## TO BE DONE
Skip any picture you find and retype all the remaining lines exactly.

## RAW DATA
┌──

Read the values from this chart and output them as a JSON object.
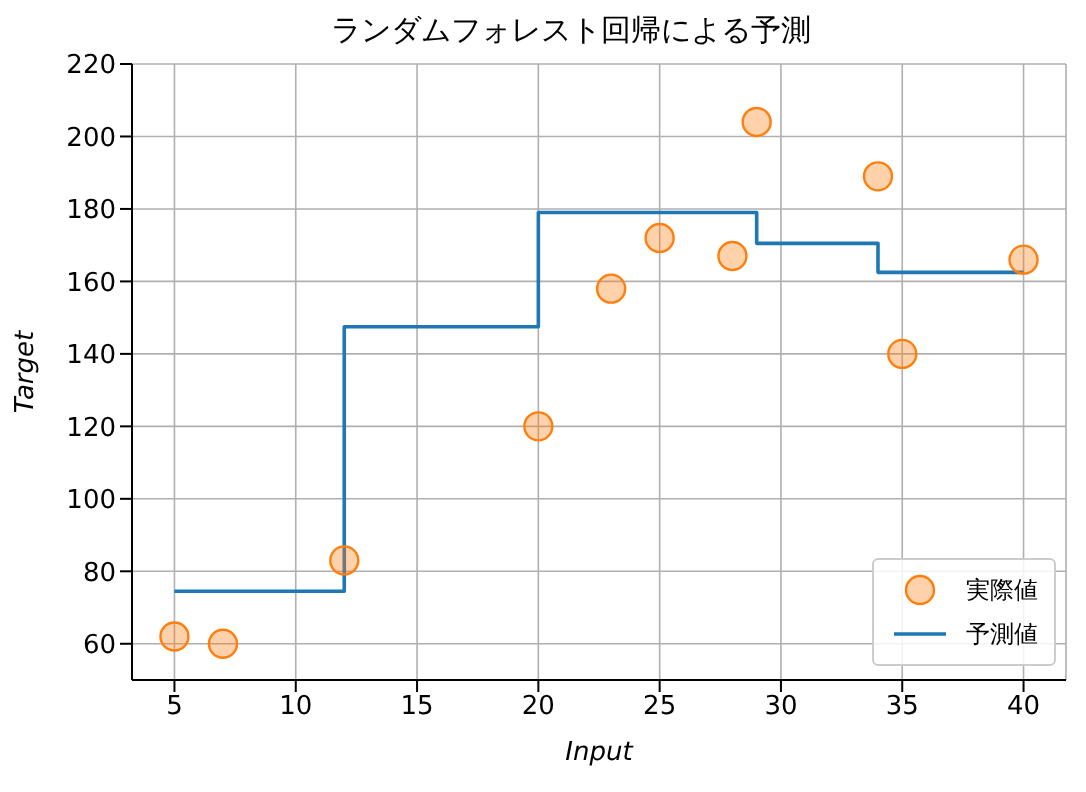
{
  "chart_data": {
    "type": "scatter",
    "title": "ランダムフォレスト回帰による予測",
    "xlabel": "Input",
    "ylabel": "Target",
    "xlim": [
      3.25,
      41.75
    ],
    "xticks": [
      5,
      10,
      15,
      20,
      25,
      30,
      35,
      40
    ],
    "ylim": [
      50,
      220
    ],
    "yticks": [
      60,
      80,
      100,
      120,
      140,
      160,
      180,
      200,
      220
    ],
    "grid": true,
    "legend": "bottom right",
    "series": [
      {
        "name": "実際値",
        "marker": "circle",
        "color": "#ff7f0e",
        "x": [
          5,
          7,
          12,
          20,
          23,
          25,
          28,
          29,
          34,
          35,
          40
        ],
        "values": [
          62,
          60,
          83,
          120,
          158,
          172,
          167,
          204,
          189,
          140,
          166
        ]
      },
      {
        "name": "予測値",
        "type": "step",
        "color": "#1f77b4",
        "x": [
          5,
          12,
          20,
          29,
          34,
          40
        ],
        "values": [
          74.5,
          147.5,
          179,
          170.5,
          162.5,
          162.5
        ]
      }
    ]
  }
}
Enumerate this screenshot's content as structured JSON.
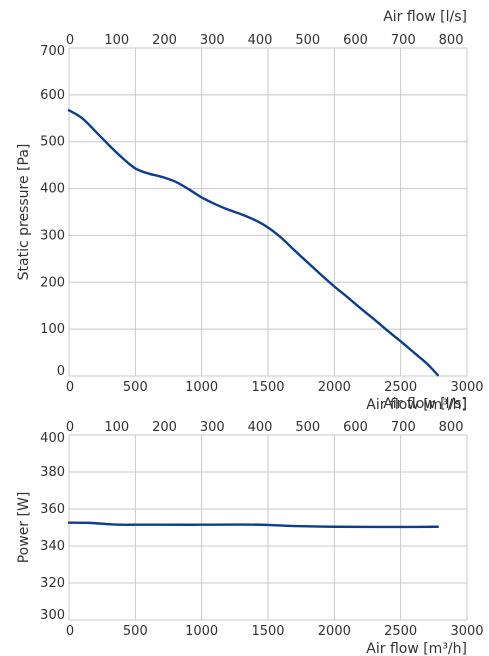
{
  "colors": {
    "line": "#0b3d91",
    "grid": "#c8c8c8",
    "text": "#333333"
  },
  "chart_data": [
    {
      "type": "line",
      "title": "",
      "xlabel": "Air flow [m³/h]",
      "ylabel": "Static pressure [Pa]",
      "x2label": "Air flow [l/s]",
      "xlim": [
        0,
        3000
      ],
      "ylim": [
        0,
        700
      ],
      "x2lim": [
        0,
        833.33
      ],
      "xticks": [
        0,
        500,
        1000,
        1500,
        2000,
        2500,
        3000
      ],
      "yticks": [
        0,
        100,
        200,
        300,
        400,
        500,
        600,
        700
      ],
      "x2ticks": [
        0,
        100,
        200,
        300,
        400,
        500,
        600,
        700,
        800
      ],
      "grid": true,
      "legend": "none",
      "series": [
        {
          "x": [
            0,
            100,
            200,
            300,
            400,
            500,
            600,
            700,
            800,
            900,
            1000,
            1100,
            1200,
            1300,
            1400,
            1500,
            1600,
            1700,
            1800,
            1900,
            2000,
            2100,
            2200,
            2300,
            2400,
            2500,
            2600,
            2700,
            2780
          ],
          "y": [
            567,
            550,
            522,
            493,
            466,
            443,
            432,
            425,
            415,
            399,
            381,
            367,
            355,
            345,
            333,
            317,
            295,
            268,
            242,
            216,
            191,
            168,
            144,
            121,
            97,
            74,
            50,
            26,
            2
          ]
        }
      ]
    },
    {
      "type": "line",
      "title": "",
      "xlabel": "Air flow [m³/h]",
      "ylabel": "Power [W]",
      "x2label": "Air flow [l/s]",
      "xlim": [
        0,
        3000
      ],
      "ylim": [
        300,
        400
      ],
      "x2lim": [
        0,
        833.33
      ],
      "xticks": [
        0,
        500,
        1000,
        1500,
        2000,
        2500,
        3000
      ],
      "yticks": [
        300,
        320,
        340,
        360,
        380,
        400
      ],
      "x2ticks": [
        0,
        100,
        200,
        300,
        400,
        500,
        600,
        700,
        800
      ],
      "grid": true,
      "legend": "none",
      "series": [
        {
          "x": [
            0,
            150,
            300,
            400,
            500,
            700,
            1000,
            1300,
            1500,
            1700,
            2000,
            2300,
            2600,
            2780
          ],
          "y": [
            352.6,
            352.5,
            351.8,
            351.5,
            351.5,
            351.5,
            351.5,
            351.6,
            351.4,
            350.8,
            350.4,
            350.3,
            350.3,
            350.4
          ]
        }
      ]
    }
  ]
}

└──

## PROBLEM SOLUTION
Read the values from this chart and output them as a JSON object.
{
  "chart_data": {
    "type": "scatter",
    "title": "ランダムフォレスト回帰による予測",
    "xlabel": "Input",
    "ylabel": "Target",
    "xlim": [
      3.25,
      41.75
    ],
    "xticks": [
      5,
      10,
      15,
      20,
      25,
      30,
      35,
      40
    ],
    "ylim": [
      50,
      220
    ],
    "yticks": [
      60,
      80,
      100,
      120,
      140,
      160,
      180,
      200,
      220
    ],
    "grid": true,
    "legend": "bottom right",
    "series": [
      {
        "name": "実際値",
        "marker": "circle",
        "color": "#ff7f0e",
        "x": [
          5,
          7,
          12,
          20,
          23,
          25,
          28,
          29,
          34,
          35,
          40
        ],
        "values": [
          62,
          60,
          83,
          120,
          158,
          172,
          167,
          204,
          189,
          140,
          166
        ]
      },
      {
        "name": "予測値",
        "type": "step",
        "color": "#1f77b4",
        "x": [
          5,
          12,
          20,
          29,
          34,
          40
        ],
        "values": [
          74.5,
          147.5,
          179,
          170.5,
          162.5,
          162.5
        ]
      }
    ]
  }
}
Enumerate this screenshot's content as structured JSON.
{
  "colors": {
    "line": "#0b3d91",
    "grid": "#c8c8c8",
    "text": "#333333"
  },
  "chart_data": [
    {
      "type": "line",
      "title": "",
      "xlabel": "Air flow [m³/h]",
      "ylabel": "Static pressure [Pa]",
      "x2label": "Air flow [l/s]",
      "xlim": [
        0,
        3000
      ],
      "ylim": [
        0,
        700
      ],
      "x2lim": [
        0,
        833.33
      ],
      "xticks": [
        0,
        500,
        1000,
        1500,
        2000,
        2500,
        3000
      ],
      "yticks": [
        0,
        100,
        200,
        300,
        400,
        500,
        600,
        700
      ],
      "x2ticks": [
        0,
        100,
        200,
        300,
        400,
        500,
        600,
        700,
        800
      ],
      "grid": true,
      "legend": "none",
      "series": [
        {
          "x": [
            0,
            100,
            200,
            300,
            400,
            500,
            600,
            700,
            800,
            900,
            1000,
            1100,
            1200,
            1300,
            1400,
            1500,
            1600,
            1700,
            1800,
            1900,
            2000,
            2100,
            2200,
            2300,
            2400,
            2500,
            2600,
            2700,
            2780
          ],
          "y": [
            567,
            550,
            522,
            493,
            466,
            443,
            432,
            425,
            415,
            399,
            381,
            367,
            355,
            345,
            333,
            317,
            295,
            268,
            242,
            216,
            191,
            168,
            144,
            121,
            97,
            74,
            50,
            26,
            2
          ]
        }
      ]
    },
    {
      "type": "line",
      "title": "",
      "xlabel": "Air flow [m³/h]",
      "ylabel": "Power [W]",
      "x2label": "Air flow [l/s]",
      "xlim": [
        0,
        3000
      ],
      "ylim": [
        300,
        400
      ],
      "x2lim": [
        0,
        833.33
      ],
      "xticks": [
        0,
        500,
        1000,
        1500,
        2000,
        2500,
        3000
      ],
      "yticks": [
        300,
        320,
        340,
        360,
        380,
        400
      ],
      "x2ticks": [
        0,
        100,
        200,
        300,
        400,
        500,
        600,
        700,
        800
      ],
      "grid": true,
      "legend": "none",
      "series": [
        {
          "x": [
            0,
            150,
            300,
            400,
            500,
            700,
            1000,
            1300,
            1500,
            1700,
            2000,
            2300,
            2600,
            2780
          ],
          "y": [
            352.6,
            352.5,
            351.8,
            351.5,
            351.5,
            351.5,
            351.5,
            351.6,
            351.4,
            350.8,
            350.4,
            350.3,
            350.3,
            350.4
          ]
        }
      ]
    }
  ]
}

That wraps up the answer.